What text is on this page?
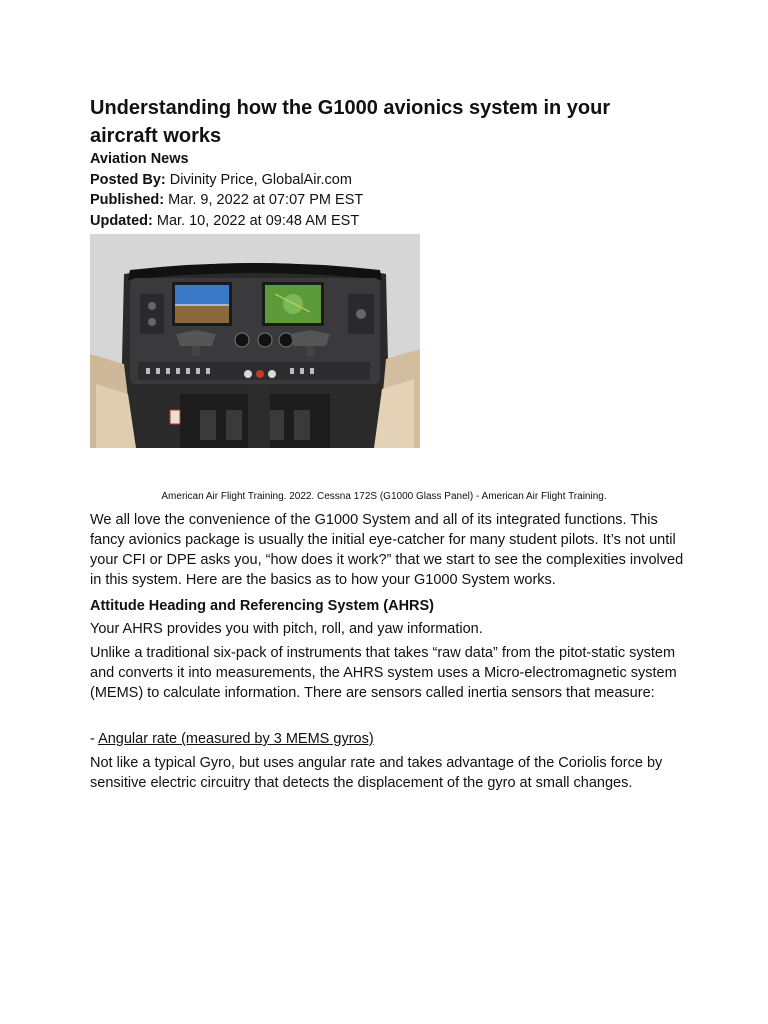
Understanding how the G1000 avionics system in your aircraft works
Aviation News
Posted By: Divinity Price, GlobalAir.com
Published: Mar. 9, 2022 at 07:07 PM EST
Updated: Mar. 10, 2022 at 09:48 AM EST
American Air Flight Training. 2022. Cessna 172S (G1000 Glass Panel) - American Air Flight Training.

We all love the convenience of the G1000 System and all of its integrated functions. This fancy avionics package is usually the initial eye-catcher for many student pilots. It’s not until your CFI or DPE asks you, “how does it work?” that we start to see the complexities involved in this system. Here are the basics as to how your G1000 System works.

Attitude Heading and Referencing System (AHRS)

Your AHRS provides you with pitch, roll, and yaw information.

Unlike a traditional six-pack of instruments that takes “raw data” from the pitot-static system and converts it into measurements, the AHRS system uses a Micro-electromagnetic system (MEMS) to calculate information. There are sensors called inertia sensors that measure:

- Angular rate (measured by 3 MEMS gyros)

Not like a typical Gyro, but uses angular rate and takes advantage of the Coriolis force by sensitive electric circuitry that detects the displacement of the gyro at small changes.
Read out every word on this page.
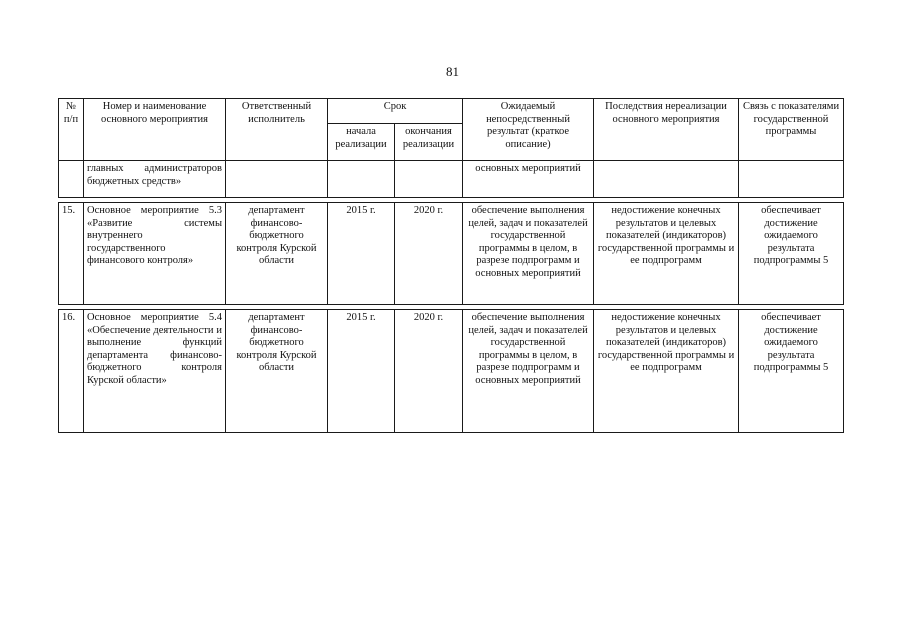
81
№ п/п	Номер и наименование основного мероприятия	Ответственный исполнитель	Срок		Ожидаемый непосредственный результат (краткое описание)	Последствия нереализации основного мероприятия	Связь с показателями государственной программы
			начала реализации	окончания реализации			
	главных администраторов бюджетных средств»				основных мероприятий		

15.	Основное мероприятие 5.3 «Развитие системы внутреннего государственного финансового контроля»	департамент финансово-бюджетного контроля Курской области	2015 г.	2020 г.	обеспечение выполнения целей, задач и показателей государственной программы в целом, в разрезе подпрограмм и основных мероприятий	недостижение конечных результатов и целевых показателей (индикаторов) государственной программы и ее подпрограмм	обеспечивает достижение ожидаемого результата подпрограммы 5

16.	Основное мероприятие 5.4 «Обеспечение деятельности и выполнение функций департамента финансово-бюджетного контроля Курской области»	департамент финансово-бюджетного контроля Курской области	2015 г.	2020 г.	обеспечение выполнения целей, задач и показателей государственной программы в целом, в разрезе подпрограмм и основных мероприятий	недостижение конечных результатов и целевых показателей (индикаторов) государственной программы и ее подпрограмм	обеспечивает достижение ожидаемого результата подпрограммы 5
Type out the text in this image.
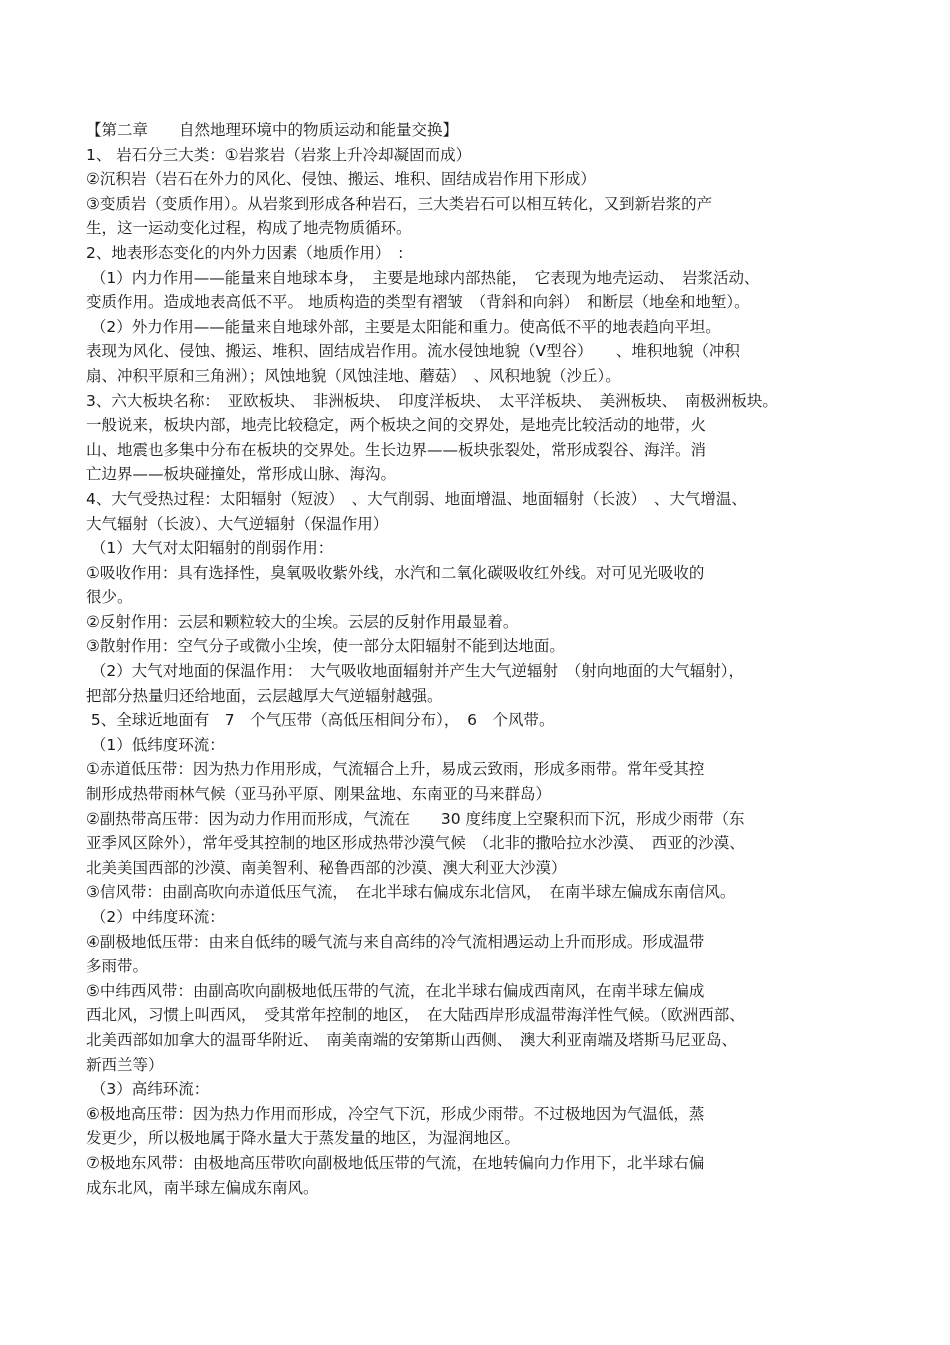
【第二章　　自然地理环境中的物质运动和能量交换】
1、 岩石分三大类：①岩浆岩（岩浆上升冷却凝固而成）
②沉积岩（岩石在外力的风化、侵蚀、搬运、堆积、固结成岩作用下形成）
③变质岩（变质作用）。从岩浆到形成各种岩石，三大类岩石可以相互转化，又到新岩浆的产
生，这一运动变化过程，构成了地壳物质循环。
2、地表形态变化的内外力因素（地质作用）　:
（1）内力作用——能量来自地球本身，　主要是地球内部热能，　它表现为地壳运动、　岩浆活动、
变质作用。造成地表高低不平。 地质构造的类型有褶皱　（背斜和向斜）　和断层（地垒和地堑）。
（2）外力作用——能量来自地球外部，主要是太阳能和重力。使高低不平的地表趋向平坦。
表现为风化、侵蚀、搬运、堆积、固结成岩作用。流水侵蚀地貌（V型谷）　　、堆积地貌（冲积
扇、冲积平原和三角洲）；风蚀地貌（风蚀洼地、蘑菇）　、风积地貌（沙丘）。
3、六大板块名称：　亚欧板块、　非洲板块、　印度洋板块、　太平洋板块、　美洲板块、　南极洲板块。
一般说来，板块内部，地壳比较稳定，两个板块之间的交界处，是地壳比较活动的地带，火
山、地震也多集中分布在板块的交界处。生长边界——板块张裂处，常形成裂谷、海洋。消
亡边界——板块碰撞处，常形成山脉、海沟。
4、大气受热过程：太阳辐射（短波）　、大气削弱、地面增温、地面辐射（长波）　、大气增温、
大气辐射（长波）、大气逆辐射（保温作用）
（1）大气对太阳辐射的削弱作用：
①吸收作用：具有选择性，臭氧吸收紫外线，水汽和二氧化碳吸收红外线。对可见光吸收的
很少。
②反射作用：云层和颗粒较大的尘埃。云层的反射作用最显着。
③散射作用：空气分子或微小尘埃，使一部分太阳辐射不能到达地面。
（2）大气对地面的保温作用：　大气吸收地面辐射并产生大气逆辐射　（射向地面的大气辐射），
把部分热量归还给地面，云层越厚大气逆辐射越强。
5、全球近地面有　7　个气压带（高低压相间分布），　6　个风带。
（1）低纬度环流：
①赤道低压带：因为热力作用形成，气流辐合上升，易成云致雨，形成多雨带。常年受其控
制形成热带雨林气候（亚马孙平原、刚果盆地、东南亚的马来群岛）
②副热带高压带：因为动力作用而形成，气流在　　30 度纬度上空聚积而下沉，形成少雨带（东
亚季风区除外），常年受其控制的地区形成热带沙漠气候　（北非的撒哈拉水沙漠、　西亚的沙漠、
北美美国西部的沙漠、南美智利、秘鲁西部的沙漠、澳大利亚大沙漠）
③信风带：由副高吹向赤道低压气流，　在北半球右偏成东北信风，　在南半球左偏成东南信风。
（2）中纬度环流：
④副极地低压带：由来自低纬的暖气流与来自高纬的冷气流相遇运动上升而形成。形成温带
多雨带。
⑤中纬西风带：由副高吹向副极地低压带的气流，在北半球右偏成西南风，在南半球左偏成
西北风，习惯上叫西风，　受其常年控制的地区，　在大陆西岸形成温带海洋性气候。（欧洲西部、
北美西部如加拿大的温哥华附近、　南美南端的安第斯山西侧、　澳大利亚南端及塔斯马尼亚岛、
新西兰等）
（3）高纬环流：
⑥极地高压带：因为热力作用而形成，冷空气下沉，形成少雨带。不过极地因为气温低，蒸
发更少，所以极地属于降水量大于蒸发量的地区，为湿润地区。
⑦极地东风带：由极地高压带吹向副极地低压带的气流，在地转偏向力作用下，北半球右偏
成东北风，南半球左偏成东南风。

======

**Goal**
Report every line in the data above in which the word "works" appears.

**Solution below**
Understanding how the G1000 avionics system in your aircraft works
We all love the convenience of the G1000 System and all of its integrated functions. This fancy avionics package is usually the initial eye-catcher for many student pilots. It’s not until your CFI or DPE asks you, “how does it work?” that we start to see the complexities involved in this system. Here are the basics as to how your G1000 System works.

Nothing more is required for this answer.